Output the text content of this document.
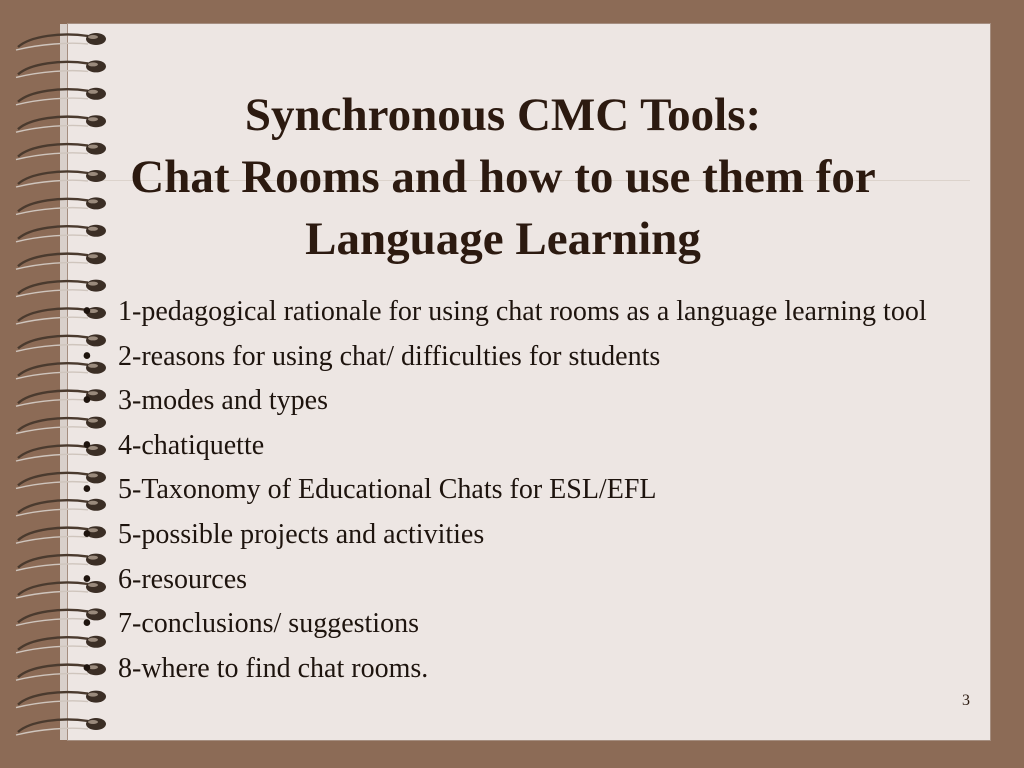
Synchronous CMC Tools:
Chat Rooms and how to use them for
Language Learning
• 1-pedagogical rationale for using chat rooms as a language learning tool
• 2-reasons for using chat/ difficulties for students
• 3-modes and types
• 4-chatiquette
• 5-Taxonomy of Educational Chats for ESL/EFL
• 5-possible projects and activities
• 6-resources
• 7-conclusions/ suggestions
• 8-where to find chat rooms.
3
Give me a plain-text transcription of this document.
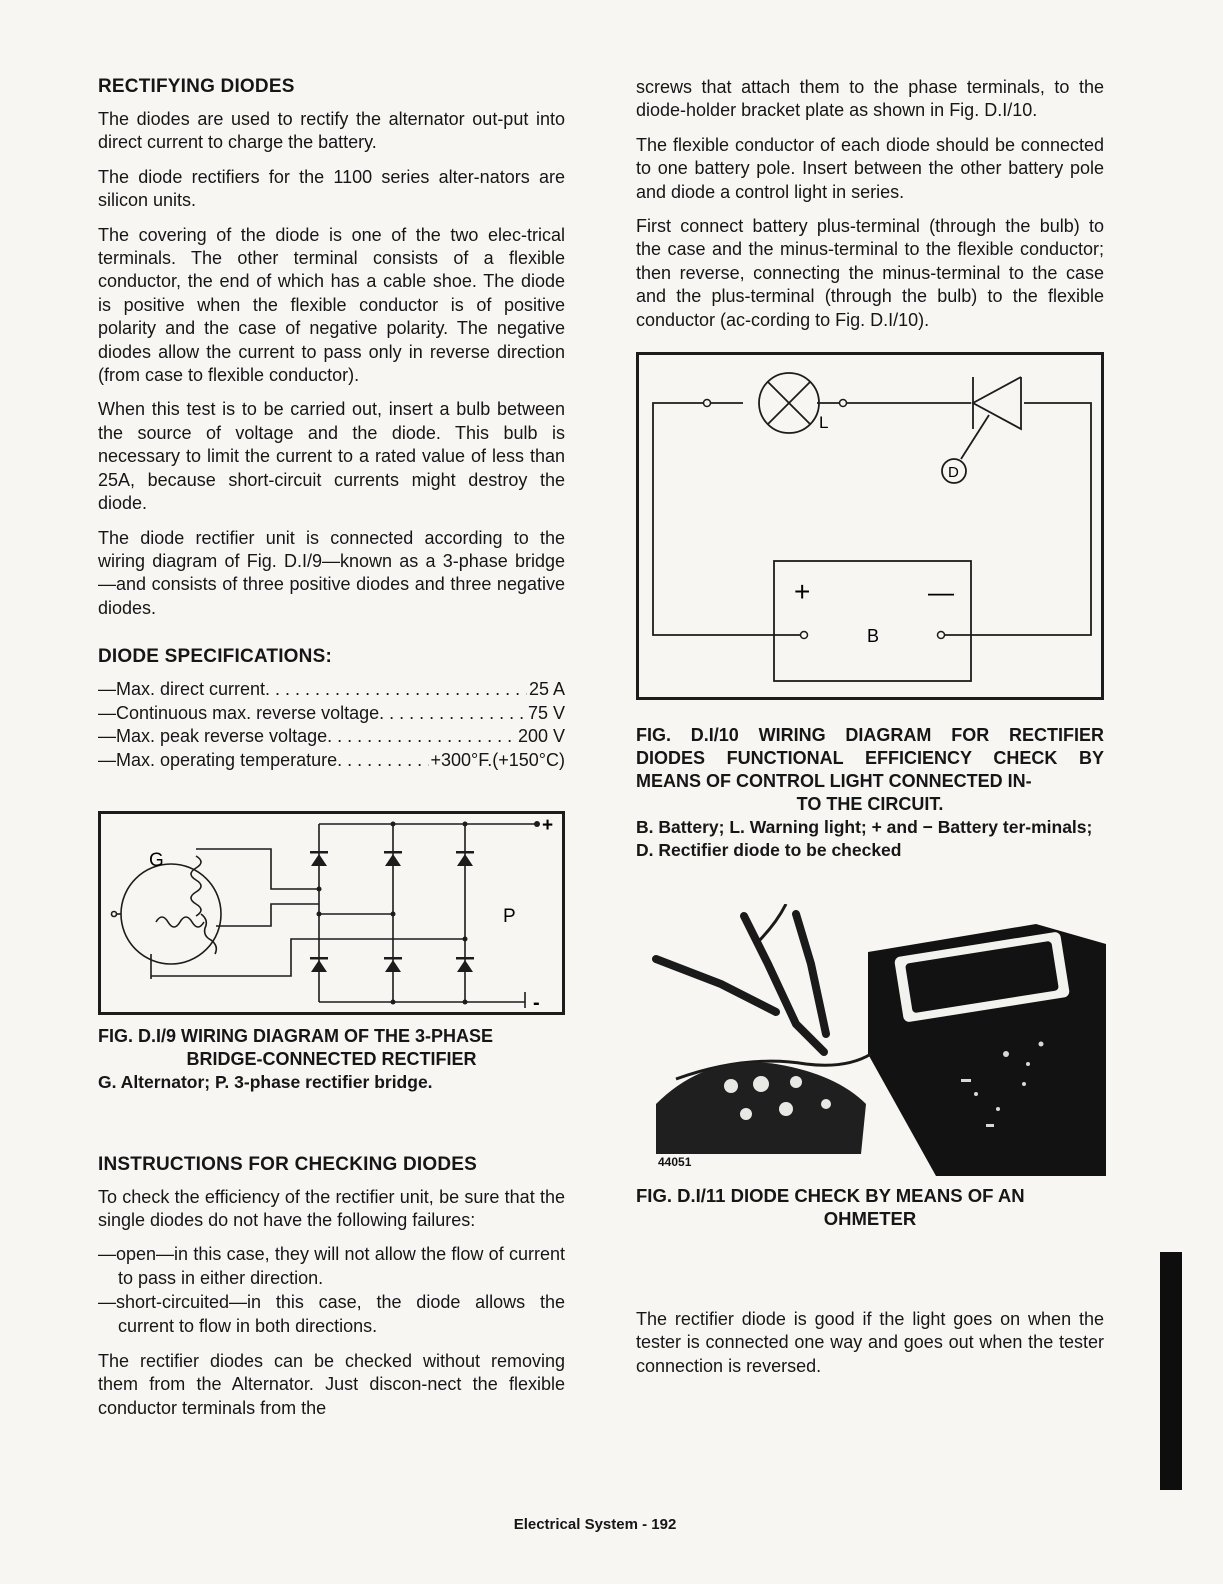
RECTIFYING DIODES

The diodes are used to rectify the alternator out-put into direct current to charge the battery.

The diode rectifiers for the 1100 series alter-nators are silicon units.

The covering of the diode is one of the two elec-trical terminals. The other terminal consists of a flexible conductor, the end of which has a cable shoe. The diode is positive when the flexible conductor is of positive polarity and the case of negative polarity. The negative diodes allow the current to pass only in reverse direction (from case to flexible conductor).

When this test is to be carried out, insert a bulb between the source of voltage and the diode. This bulb is necessary to limit the current to a rated value of less than 25A, because short-circuit currents might destroy the diode.

The diode rectifier unit is connected according to the wiring diagram of Fig. D.I/9—known as a 3-phase bridge—and consists of three positive diodes and three negative diodes.

DIODE SPECIFICATIONS:
—Max. direct current . . .	25 A
—Continuous max. reverse voltage . . .	75 V
—Max. peak reverse voltage . . .	200 V
—Max. operating temperature . . .	+300°F.(+150°C)
G
P
+
-
FIG. D.I/9 WIRING DIAGRAM OF THE 3-PHASE
BRIDGE-CONNECTED RECTIFIER
G. Alternator; P. 3-phase rectifier bridge.
INSTRUCTIONS FOR CHECKING DIODES

To check the efficiency of the rectifier unit, be sure that the single diodes do not have the following failures:

—open—in this case, they will not allow the flow of current to pass in either direction.
—short-circuited—in this case, the diode allows the current to flow in both directions.

The rectifier diodes can be checked without removing them from the Alternator. Just discon-nect the flexible conductor terminals from the

screws that attach them to the phase terminals, to the diode-holder bracket plate as shown in Fig. D.I/10.

The flexible conductor of each diode should be connected to one battery pole. Insert between the other battery pole and diode a control light in series.

First connect battery plus-terminal (through the bulb) to the case and the minus-terminal to the flexible conductor; then reverse, connecting the minus-terminal to the case and the plus-terminal (through the bulb) to the flexible conductor (ac-cording to Fig. D.I/10).

L
D
B
+	—
FIG. D.I/10 WIRING DIAGRAM FOR RECTIFIER DIODES FUNCTIONAL EFFICIENCY CHECK BY MEANS OF CONTROL LIGHT CONNECTED IN-
TO THE CIRCUIT.
B. Battery; L. Warning light; + and − Battery ter-minals; D. Rectifier diode to be checked
44051
FIG. D.I/11 DIODE CHECK BY MEANS OF AN
OHMETER

The rectifier diode is good if the light goes on when the tester is connected one way and goes out when the tester connection is reversed.

Electrical System - 192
=-=-=-=-=
*Work instructions*:
Copy each line exactly, and leave the pictures out of your copy.

*Solved exercise*:
Output the text content of this document.
Synchronous CMC Tools:
Chat Rooms and how to use them for
Language Learning
• 1-pedagogical rationale for using chat rooms as a language learning tool
• 2-reasons for using chat/ difficulties for students
• 3-modes and types
• 4-chatiquette
• 5-Taxonomy of Educational Chats for ESL/EFL
• 5-possible projects and activities
• 6-resources
• 7-conclusions/ suggestions
• 8-where to find chat rooms.
3
Give me a plain-text transcription of this document.
RECTIFYING DIODES

The diodes are used to rectify the alternator out-put into direct current to charge the battery.

The diode rectifiers for the 1100 series alter-nators are silicon units.

The covering of the diode is one of the two elec-trical terminals. The other terminal consists of a flexible conductor, the end of which has a cable shoe. The diode is positive when the flexible conductor is of positive polarity and the case of negative polarity. The negative diodes allow the current to pass only in reverse direction (from case to flexible conductor).

When this test is to be carried out, insert a bulb between the source of voltage and the diode. This bulb is necessary to limit the current to a rated value of less than 25A, because short-circuit currents might destroy the diode.

The diode rectifier unit is connected according to the wiring diagram of Fig. D.I/9—known as a 3-phase bridge—and consists of three positive diodes and three negative diodes.

DIODE SPECIFICATIONS:
—Max. direct current . . .	25 A
—Continuous max. reverse voltage . . .	75 V
—Max. peak reverse voltage . . .	200 V
—Max. operating temperature . . .	+300°F.(+150°C)
G
P
+
-
FIG. D.I/9 WIRING DIAGRAM OF THE 3-PHASE
BRIDGE-CONNECTED RECTIFIER
G. Alternator; P. 3-phase rectifier bridge.
INSTRUCTIONS FOR CHECKING DIODES

To check the efficiency of the rectifier unit, be sure that the single diodes do not have the following failures:

—open—in this case, they will not allow the flow of current to pass in either direction.
—short-circuited—in this case, the diode allows the current to flow in both directions.

The rectifier diodes can be checked without removing them from the Alternator. Just discon-nect the flexible conductor terminals from the

screws that attach them to the phase terminals, to the diode-holder bracket plate as shown in Fig. D.I/10.

The flexible conductor of each diode should be connected to one battery pole. Insert between the other battery pole and diode a control light in series.

First connect battery plus-terminal (through the bulb) to the case and the minus-terminal to the flexible conductor; then reverse, connecting the minus-terminal to the case and the plus-terminal (through the bulb) to the flexible conductor (ac-cording to Fig. D.I/10).

L
D
B
+	—
FIG. D.I/10 WIRING DIAGRAM FOR RECTIFIER DIODES FUNCTIONAL EFFICIENCY CHECK BY MEANS OF CONTROL LIGHT CONNECTED IN-
TO THE CIRCUIT.
B. Battery; L. Warning light; + and − Battery ter-minals; D. Rectifier diode to be checked
44051
FIG. D.I/11 DIODE CHECK BY MEANS OF AN
OHMETER

The rectifier diode is good if the light goes on when the tester is connected one way and goes out when the tester connection is reversed.

Electrical System - 192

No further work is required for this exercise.